STATED EXERCISE
Report how many lines below contain the word "values". Give only the number.

EXTRACTED RECORDS
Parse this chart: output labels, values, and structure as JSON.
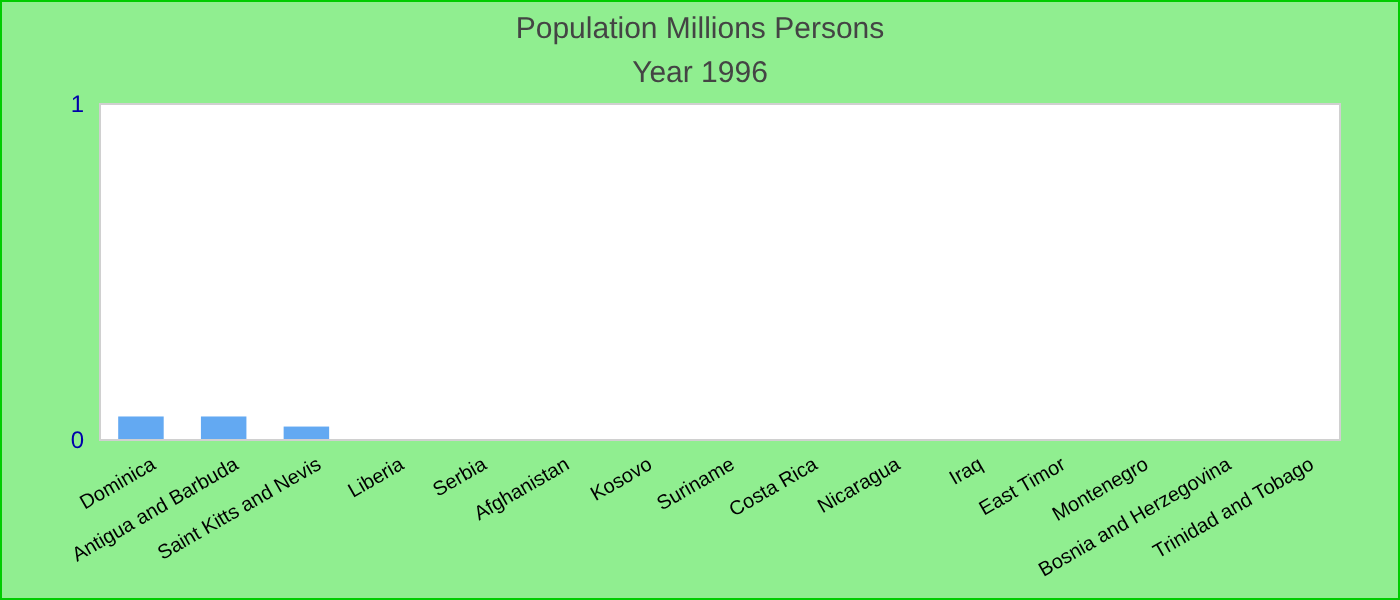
{
  "chart_data": {
    "type": "bar",
    "title": "Population Millions Persons",
    "subtitle": "Year 1996",
    "categories": [
      "Dominica",
      "Antigua and Barbuda",
      "Saint Kitts and Nevis",
      "Liberia",
      "Serbia",
      "Afghanistan",
      "Kosovo",
      "Suriname",
      "Costa Rica",
      "Nicaragua",
      "Iraq",
      "East Timor",
      "Montenegro",
      "Bosnia and Herzegovina",
      "Trinidad and Tobago"
    ],
    "values": [
      0.07,
      0.07,
      0.04,
      null,
      null,
      null,
      null,
      null,
      null,
      null,
      null,
      null,
      null,
      null,
      null
    ],
    "color": "#63a9f2",
    "ylim": [
      0,
      1
    ],
    "yticks": [
      0,
      1
    ],
    "grid": false
  }
}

ANSWER TO THE EXERCISE
2